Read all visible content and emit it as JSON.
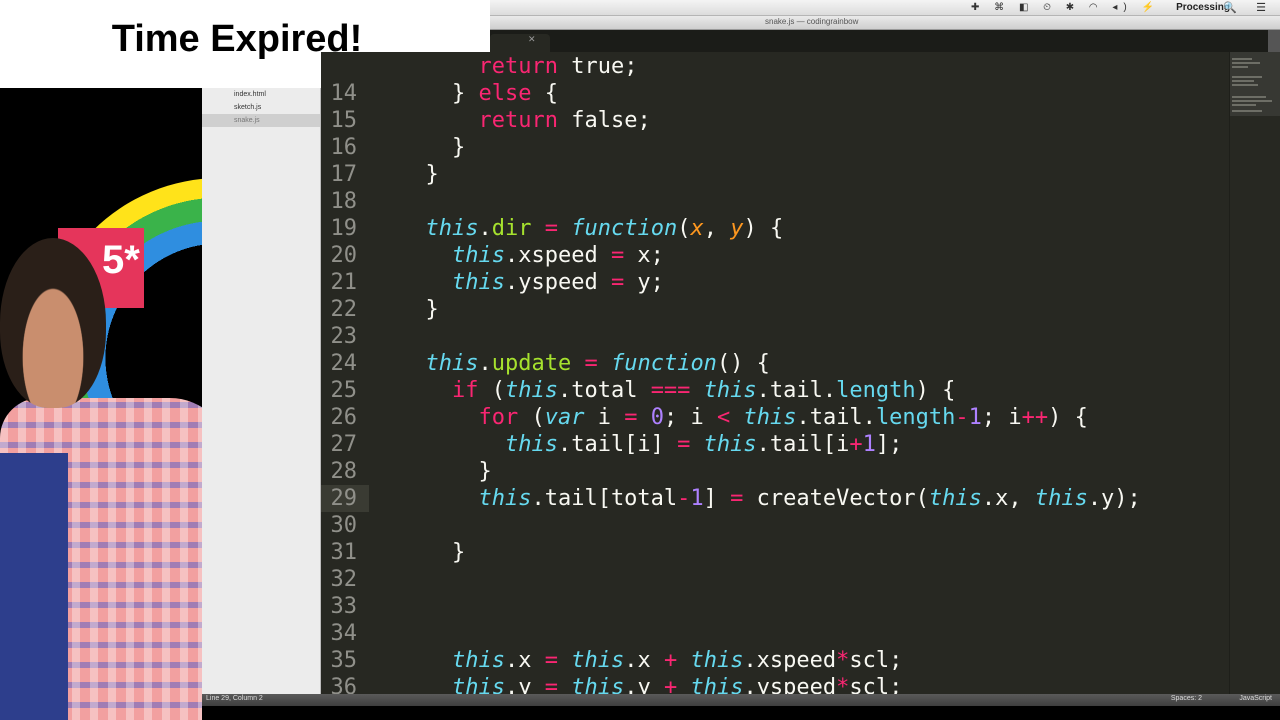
{
  "overlay": {
    "title": "Time Expired!"
  },
  "menubar": {
    "app_name": "Processing",
    "tray_icons": "✚ ⌘ ◧ ⏲ ✱ ◠ ◂) ⚡",
    "right_icons": "🔍 ☰"
  },
  "window": {
    "title": "snake.js — codingrainbow"
  },
  "sidebar": {
    "files": [
      {
        "name": "index.html",
        "selected": false
      },
      {
        "name": "sketch.js",
        "selected": false
      },
      {
        "name": "snake.js",
        "selected": true
      }
    ]
  },
  "video": {
    "badge_text": "5*"
  },
  "editor": {
    "current_line": 29,
    "lines": [
      {
        "n": "",
        "code": "      return true;"
      },
      {
        "n": "14",
        "code": "    } else {"
      },
      {
        "n": "15",
        "code": "      return false;"
      },
      {
        "n": "16",
        "code": "    }"
      },
      {
        "n": "17",
        "code": "  }"
      },
      {
        "n": "18",
        "code": ""
      },
      {
        "n": "19",
        "code": "  this.dir = function(x, y) {"
      },
      {
        "n": "20",
        "code": "    this.xspeed = x;"
      },
      {
        "n": "21",
        "code": "    this.yspeed = y;"
      },
      {
        "n": "22",
        "code": "  }"
      },
      {
        "n": "23",
        "code": ""
      },
      {
        "n": "24",
        "code": "  this.update = function() {"
      },
      {
        "n": "25",
        "code": "    if (this.total === this.tail.length) {"
      },
      {
        "n": "26",
        "code": "      for (var i = 0; i < this.tail.length-1; i++) {"
      },
      {
        "n": "27",
        "code": "        this.tail[i] = this.tail[i+1];"
      },
      {
        "n": "28",
        "code": "      }"
      },
      {
        "n": "29",
        "code": "      this.tail[total-1] = createVector(this.x, this.y);"
      },
      {
        "n": "30",
        "code": ""
      },
      {
        "n": "31",
        "code": "    }"
      },
      {
        "n": "32",
        "code": ""
      },
      {
        "n": "33",
        "code": ""
      },
      {
        "n": "34",
        "code": ""
      },
      {
        "n": "35",
        "code": "    this.x = this.x + this.xspeed*scl;"
      },
      {
        "n": "36",
        "code": "    this.y = this.y + this.yspeed*scl;"
      }
    ]
  },
  "statusbar": {
    "left": "Line 29, Column 2",
    "spaces": "Spaces: 2",
    "syntax": "JavaScript"
  },
  "colors": {
    "editor_bg": "#272822",
    "keyword": "#f92672",
    "this": "#66d9ef",
    "function_name": "#a6e22e",
    "param": "#fd971f",
    "number": "#ae81ff"
  }
}
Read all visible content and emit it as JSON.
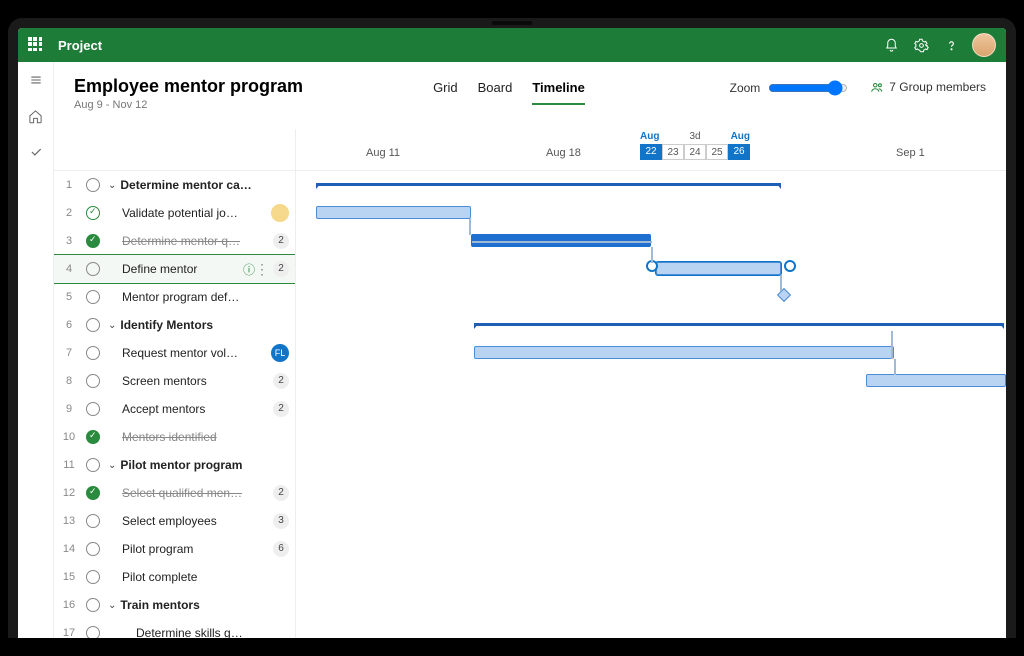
{
  "app": {
    "name": "Project"
  },
  "header": {
    "title": "Employee mentor program",
    "date_range": "Aug 9 - Nov 12",
    "zoom_label": "Zoom",
    "group_members": "7 Group members"
  },
  "views": {
    "grid": "Grid",
    "board": "Board",
    "timeline": "Timeline",
    "active": "timeline"
  },
  "timeline": {
    "label_aug11": "Aug 11",
    "label_aug18": "Aug 18",
    "label_sep1": "Sep 1",
    "range": {
      "lbl_aug_l": "Aug",
      "lbl_mid": "3d",
      "lbl_aug_r": "Aug",
      "d22": "22",
      "d23": "23",
      "d24": "24",
      "d25": "25",
      "d26": "26"
    }
  },
  "tasks": [
    {
      "n": "1",
      "name": "Determine mentor ca…",
      "status": "open",
      "bold": true,
      "chev": true,
      "indent": 1
    },
    {
      "n": "2",
      "name": "Validate potential jo…",
      "status": "donelight",
      "indent": 2,
      "avatar": "y"
    },
    {
      "n": "3",
      "name": "Determine mentor q…",
      "status": "done",
      "struck": true,
      "indent": 2,
      "badge": "2"
    },
    {
      "n": "4",
      "name": "Define mentor",
      "status": "open",
      "indent": 2,
      "badge": "2",
      "selected": true,
      "info": true,
      "more": true
    },
    {
      "n": "5",
      "name": "Mentor program def…",
      "status": "open",
      "indent": 2
    },
    {
      "n": "6",
      "name": "Identify Mentors",
      "status": "open",
      "bold": true,
      "chev": true,
      "indent": 1
    },
    {
      "n": "7",
      "name": "Request mentor vol…",
      "status": "open",
      "indent": 2,
      "avatar": "FL"
    },
    {
      "n": "8",
      "name": "Screen mentors",
      "status": "open",
      "indent": 2,
      "badge": "2"
    },
    {
      "n": "9",
      "name": "Accept mentors",
      "status": "open",
      "indent": 2,
      "badge": "2"
    },
    {
      "n": "10",
      "name": "Mentors identified",
      "status": "done",
      "struck": true,
      "indent": 2
    },
    {
      "n": "11",
      "name": "Pilot mentor program",
      "status": "open",
      "bold": true,
      "chev": true,
      "indent": 1
    },
    {
      "n": "12",
      "name": "Select qualified men…",
      "status": "done",
      "struck": true,
      "indent": 2,
      "badge": "2"
    },
    {
      "n": "13",
      "name": "Select employees",
      "status": "open",
      "indent": 2,
      "badge": "3"
    },
    {
      "n": "14",
      "name": "Pilot program",
      "status": "open",
      "indent": 2,
      "badge": "6"
    },
    {
      "n": "15",
      "name": "Pilot complete",
      "status": "open",
      "indent": 2
    },
    {
      "n": "16",
      "name": "Train mentors",
      "status": "open",
      "bold": true,
      "chev": true,
      "indent": 1
    },
    {
      "n": "17",
      "name": "Determine skills g…",
      "status": "open",
      "indent": 3
    }
  ]
}
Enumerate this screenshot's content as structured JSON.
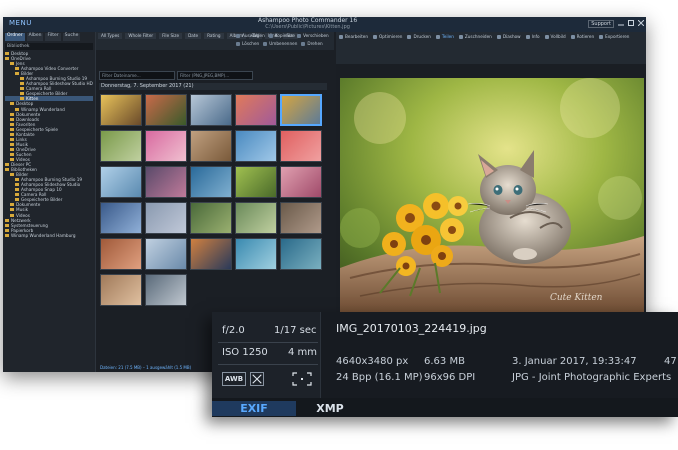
{
  "app": {
    "menu": "MENU",
    "title": "Ashampoo Photo Commander 16",
    "path": "C:\\Users\\Public\\Pictures\\Kitten.jpg",
    "support": "Support"
  },
  "left_panel": {
    "tabs": [
      "Ordner",
      "Alben",
      "Filter",
      "Suche"
    ],
    "address": "Bibliothek",
    "tree": [
      "Desktop",
      "OneDrive",
      "Jens",
      "Ashampoo Video Converter",
      "Bilder",
      "Ashampoo Burning Studio 19",
      "Ashampoo Slideshow Studio HD",
      "Camera Roll",
      "Gespeicherte Bilder",
      "Kitten",
      "Desktop",
      "Winamp Wunderland",
      "Dokumente",
      "Downloads",
      "Favoriten",
      "Gespeicherte Spiele",
      "Kontakte",
      "Links",
      "Musik",
      "OneDrive",
      "Suchen",
      "Videos",
      "Dieser PC",
      "Bibliotheken",
      "Bilder",
      "Ashampoo Burning Studio 19",
      "Ashampoo Slideshow Studio",
      "Ashampoo Snap 10",
      "Camera Roll",
      "Gespeicherte Bilder",
      "Dokumente",
      "Musik",
      "Videos",
      "Netzwerk",
      "Systemsteuerung",
      "Papierkorb",
      "Winamp Wunderland Hamburg"
    ],
    "selected_index": 9
  },
  "browser": {
    "filter_chips": [
      "All Types",
      "Whole Filter",
      "File Size",
      "Date",
      "Rating",
      "Album",
      "Tag",
      "Kind",
      "Size"
    ],
    "tools": [
      "Auswählen",
      "Kopieren",
      "Verschieben",
      "Löschen",
      "Umbenennen",
      "Drehen"
    ],
    "search_placeholder": "Filter Dateiname...",
    "filter_placeholder": "Filter (PNG,JPEG,BMP)...",
    "date_header": "Donnerstag, 7. September 2017 (21)",
    "status": "Dateien: 21 (7.5 MB) – 1 ausgewählt (1.5 MB)",
    "thumbnail_count": 30
  },
  "viewer": {
    "tools": [
      "Bearbeiten",
      "Optimieren",
      "Drucken",
      "Teilen",
      "Zuschneiden",
      "Diashow",
      "Info",
      "Vollbild",
      "Rotieren",
      "Exportieren"
    ],
    "image_subject": "kitten-with-yellow-flowers-on-wooden-log",
    "watermark": "Cute Kitten"
  },
  "exif": {
    "aperture": "f/2.0",
    "exposure": "1/17 sec",
    "iso": "ISO 1250",
    "focal": "4 mm",
    "awb": "AWB",
    "filename": "IMG_20170103_224419.jpg",
    "dims": "4640x3480 px",
    "size": "6.63 MB",
    "date": "3. Januar 2017, 19:33:47",
    "extra": "47",
    "bpp": "24 Bpp (16.1 MP)",
    "dpi": "96x96 DPI",
    "format": "JPG - Joint Photographic Experts",
    "tab_active": "EXIF",
    "tab_other": "XMP"
  }
}
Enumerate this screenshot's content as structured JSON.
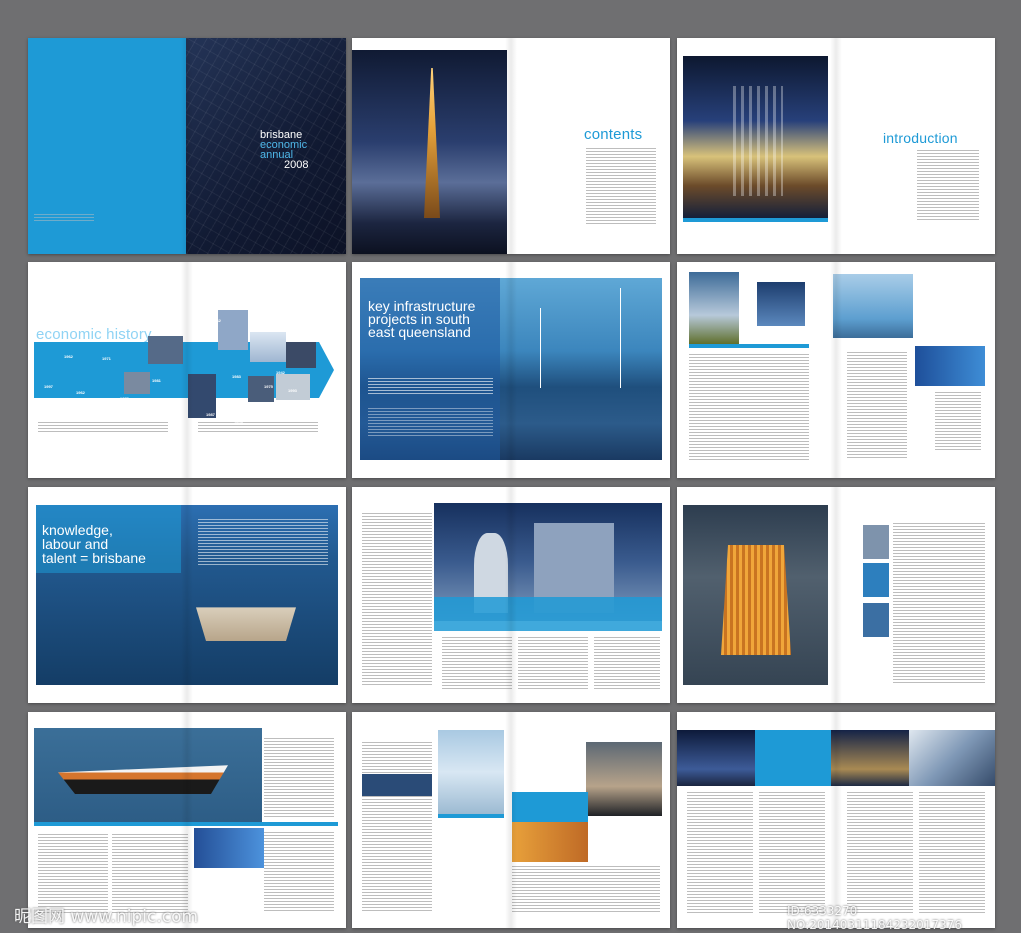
{
  "cover": {
    "title_line1": "brisbane",
    "title_line2": "economic",
    "title_line3": "annual",
    "year": "2008"
  },
  "contents": {
    "title": "contents"
  },
  "introduction": {
    "title": "introduction"
  },
  "economic_history": {
    "title": "economic history",
    "years": [
      "1862",
      "1911",
      "1928",
      "1962",
      "1971",
      "1981",
      "1942",
      "1997",
      "1962",
      "1978",
      "1983",
      "1987",
      "1993",
      "1928",
      "1984",
      "1970",
      "1942",
      "1975"
    ]
  },
  "key_infrastructure": {
    "title_line1": "key infrastructure",
    "title_line2": "projects in south",
    "title_line3": "east queensland"
  },
  "knowledge": {
    "title_line1": "knowledge,",
    "title_line2": "labour and",
    "title_line3": "talent = brisbane"
  },
  "watermark_left": "昵图网 www.nipic.com",
  "watermark_right": "ID:6333270 NO:20140311184232017376",
  "colors": {
    "accent": "#1e9ad6",
    "background": "#6f6f71",
    "navy": "#1a2b4a"
  }
}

========================================

Give the number of lines in the records that contain the string "Determine", and nothing besides.

(Expected output) 3